━━━━━ Entries

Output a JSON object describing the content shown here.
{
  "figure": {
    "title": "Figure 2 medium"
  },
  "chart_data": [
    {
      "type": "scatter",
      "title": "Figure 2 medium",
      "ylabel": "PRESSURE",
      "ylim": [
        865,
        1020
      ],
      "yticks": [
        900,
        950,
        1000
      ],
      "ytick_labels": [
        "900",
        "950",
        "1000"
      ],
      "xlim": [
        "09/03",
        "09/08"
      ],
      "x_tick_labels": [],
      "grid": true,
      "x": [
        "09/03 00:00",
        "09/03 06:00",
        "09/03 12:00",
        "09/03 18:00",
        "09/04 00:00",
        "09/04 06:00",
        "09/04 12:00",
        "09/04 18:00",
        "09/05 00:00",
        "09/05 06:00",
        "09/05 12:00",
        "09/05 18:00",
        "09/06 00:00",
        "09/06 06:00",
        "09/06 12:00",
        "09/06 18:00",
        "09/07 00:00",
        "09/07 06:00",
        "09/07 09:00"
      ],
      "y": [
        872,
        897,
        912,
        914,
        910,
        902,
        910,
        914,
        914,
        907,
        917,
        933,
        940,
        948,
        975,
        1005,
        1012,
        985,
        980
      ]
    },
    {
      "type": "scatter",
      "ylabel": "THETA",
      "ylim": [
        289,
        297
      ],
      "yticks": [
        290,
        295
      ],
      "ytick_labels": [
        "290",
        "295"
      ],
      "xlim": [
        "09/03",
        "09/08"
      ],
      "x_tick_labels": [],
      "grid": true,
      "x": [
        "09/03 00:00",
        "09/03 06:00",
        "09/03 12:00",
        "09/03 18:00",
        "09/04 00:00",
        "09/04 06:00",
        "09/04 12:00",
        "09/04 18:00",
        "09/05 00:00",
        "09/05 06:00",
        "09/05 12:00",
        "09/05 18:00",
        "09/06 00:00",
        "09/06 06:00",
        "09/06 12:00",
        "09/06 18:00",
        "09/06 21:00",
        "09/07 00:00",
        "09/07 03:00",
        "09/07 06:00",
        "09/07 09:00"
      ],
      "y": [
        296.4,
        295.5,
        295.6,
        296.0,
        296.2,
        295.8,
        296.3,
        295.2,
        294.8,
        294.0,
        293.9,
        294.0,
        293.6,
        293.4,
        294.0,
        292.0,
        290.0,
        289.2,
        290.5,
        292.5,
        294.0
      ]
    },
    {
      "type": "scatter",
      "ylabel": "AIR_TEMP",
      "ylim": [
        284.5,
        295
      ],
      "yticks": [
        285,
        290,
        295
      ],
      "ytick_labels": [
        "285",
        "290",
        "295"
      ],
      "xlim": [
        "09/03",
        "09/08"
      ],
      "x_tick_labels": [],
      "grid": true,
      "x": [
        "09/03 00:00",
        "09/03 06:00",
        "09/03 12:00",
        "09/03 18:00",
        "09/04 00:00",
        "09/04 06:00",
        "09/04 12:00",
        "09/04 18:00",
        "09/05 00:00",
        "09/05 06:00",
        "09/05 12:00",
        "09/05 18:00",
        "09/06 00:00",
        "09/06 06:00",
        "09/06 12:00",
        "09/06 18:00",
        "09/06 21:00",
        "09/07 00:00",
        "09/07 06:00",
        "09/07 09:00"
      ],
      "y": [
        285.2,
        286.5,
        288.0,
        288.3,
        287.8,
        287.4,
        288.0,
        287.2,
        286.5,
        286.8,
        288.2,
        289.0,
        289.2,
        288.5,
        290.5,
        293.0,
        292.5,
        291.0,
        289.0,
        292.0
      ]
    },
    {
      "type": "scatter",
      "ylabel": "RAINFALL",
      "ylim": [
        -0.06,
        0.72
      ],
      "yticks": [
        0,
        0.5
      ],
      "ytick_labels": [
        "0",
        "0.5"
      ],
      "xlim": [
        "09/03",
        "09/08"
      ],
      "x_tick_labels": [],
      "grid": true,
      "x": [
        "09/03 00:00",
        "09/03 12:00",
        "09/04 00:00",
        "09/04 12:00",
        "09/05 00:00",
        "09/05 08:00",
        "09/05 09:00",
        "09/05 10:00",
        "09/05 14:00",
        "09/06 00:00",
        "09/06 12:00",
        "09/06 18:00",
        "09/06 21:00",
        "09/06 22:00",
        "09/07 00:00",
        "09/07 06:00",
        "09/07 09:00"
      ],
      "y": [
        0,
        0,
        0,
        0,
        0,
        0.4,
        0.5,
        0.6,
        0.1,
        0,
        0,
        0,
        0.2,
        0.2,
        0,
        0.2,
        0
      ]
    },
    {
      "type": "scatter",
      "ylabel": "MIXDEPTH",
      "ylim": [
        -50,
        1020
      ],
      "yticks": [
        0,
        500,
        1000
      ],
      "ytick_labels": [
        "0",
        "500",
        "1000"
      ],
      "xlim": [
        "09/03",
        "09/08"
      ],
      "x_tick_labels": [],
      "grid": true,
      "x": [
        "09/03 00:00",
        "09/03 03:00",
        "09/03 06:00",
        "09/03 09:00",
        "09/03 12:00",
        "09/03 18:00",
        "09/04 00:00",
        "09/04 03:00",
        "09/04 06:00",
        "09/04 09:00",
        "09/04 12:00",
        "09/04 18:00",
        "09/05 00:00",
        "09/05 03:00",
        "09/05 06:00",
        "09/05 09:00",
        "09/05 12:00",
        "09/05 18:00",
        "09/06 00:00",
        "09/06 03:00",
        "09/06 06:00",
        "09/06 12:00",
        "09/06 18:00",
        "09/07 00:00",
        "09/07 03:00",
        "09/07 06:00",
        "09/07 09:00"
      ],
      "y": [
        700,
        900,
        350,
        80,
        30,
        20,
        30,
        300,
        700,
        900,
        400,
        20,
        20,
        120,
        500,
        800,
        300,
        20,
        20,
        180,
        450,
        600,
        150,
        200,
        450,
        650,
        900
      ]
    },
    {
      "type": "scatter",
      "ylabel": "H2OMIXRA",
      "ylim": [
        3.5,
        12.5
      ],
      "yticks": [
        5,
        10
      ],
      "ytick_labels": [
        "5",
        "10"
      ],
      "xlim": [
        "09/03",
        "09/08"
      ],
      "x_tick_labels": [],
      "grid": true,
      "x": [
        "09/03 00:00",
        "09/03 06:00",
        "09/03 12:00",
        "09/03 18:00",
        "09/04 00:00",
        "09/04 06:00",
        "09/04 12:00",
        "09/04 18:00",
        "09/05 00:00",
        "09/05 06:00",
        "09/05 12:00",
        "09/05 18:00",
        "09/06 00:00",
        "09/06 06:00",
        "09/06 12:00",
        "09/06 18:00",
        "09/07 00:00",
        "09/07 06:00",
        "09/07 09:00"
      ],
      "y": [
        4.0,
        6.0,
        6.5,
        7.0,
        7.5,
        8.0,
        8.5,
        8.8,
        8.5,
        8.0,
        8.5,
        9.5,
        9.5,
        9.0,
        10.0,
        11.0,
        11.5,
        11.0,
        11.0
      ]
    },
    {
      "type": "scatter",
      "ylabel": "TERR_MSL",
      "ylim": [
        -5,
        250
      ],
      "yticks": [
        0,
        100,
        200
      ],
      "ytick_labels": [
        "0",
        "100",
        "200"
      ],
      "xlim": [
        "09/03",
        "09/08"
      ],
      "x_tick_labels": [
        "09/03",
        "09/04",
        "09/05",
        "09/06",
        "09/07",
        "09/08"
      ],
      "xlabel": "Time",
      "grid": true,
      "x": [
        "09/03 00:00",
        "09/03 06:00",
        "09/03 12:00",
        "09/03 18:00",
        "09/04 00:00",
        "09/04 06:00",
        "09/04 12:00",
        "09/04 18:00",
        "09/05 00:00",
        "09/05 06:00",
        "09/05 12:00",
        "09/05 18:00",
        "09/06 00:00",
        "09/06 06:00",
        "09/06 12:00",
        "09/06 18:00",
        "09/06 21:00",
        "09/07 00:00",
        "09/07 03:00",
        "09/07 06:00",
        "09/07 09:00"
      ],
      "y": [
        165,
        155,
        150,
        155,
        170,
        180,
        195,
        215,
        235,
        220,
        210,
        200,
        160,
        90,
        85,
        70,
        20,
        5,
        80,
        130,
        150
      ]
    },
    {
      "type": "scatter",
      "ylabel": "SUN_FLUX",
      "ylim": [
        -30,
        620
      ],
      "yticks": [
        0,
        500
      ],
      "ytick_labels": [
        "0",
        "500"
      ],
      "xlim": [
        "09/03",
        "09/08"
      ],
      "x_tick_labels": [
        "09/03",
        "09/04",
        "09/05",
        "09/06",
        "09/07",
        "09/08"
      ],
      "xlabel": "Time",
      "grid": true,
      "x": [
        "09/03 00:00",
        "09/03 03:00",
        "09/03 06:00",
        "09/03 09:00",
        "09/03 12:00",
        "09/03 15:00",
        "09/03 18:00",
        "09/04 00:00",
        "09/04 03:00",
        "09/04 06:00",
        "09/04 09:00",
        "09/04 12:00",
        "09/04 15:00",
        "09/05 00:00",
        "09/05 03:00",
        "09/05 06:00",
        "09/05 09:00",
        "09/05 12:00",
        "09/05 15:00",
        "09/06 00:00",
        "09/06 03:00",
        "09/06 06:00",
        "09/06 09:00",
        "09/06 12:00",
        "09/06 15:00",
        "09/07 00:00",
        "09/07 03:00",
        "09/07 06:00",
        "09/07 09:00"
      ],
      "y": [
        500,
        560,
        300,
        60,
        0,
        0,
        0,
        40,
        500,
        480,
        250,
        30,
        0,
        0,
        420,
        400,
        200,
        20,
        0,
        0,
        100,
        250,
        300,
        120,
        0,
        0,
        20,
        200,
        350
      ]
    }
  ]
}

━━━━━━━━━━

Only the number should be given: how many lines of the data contain the word "medium"?

2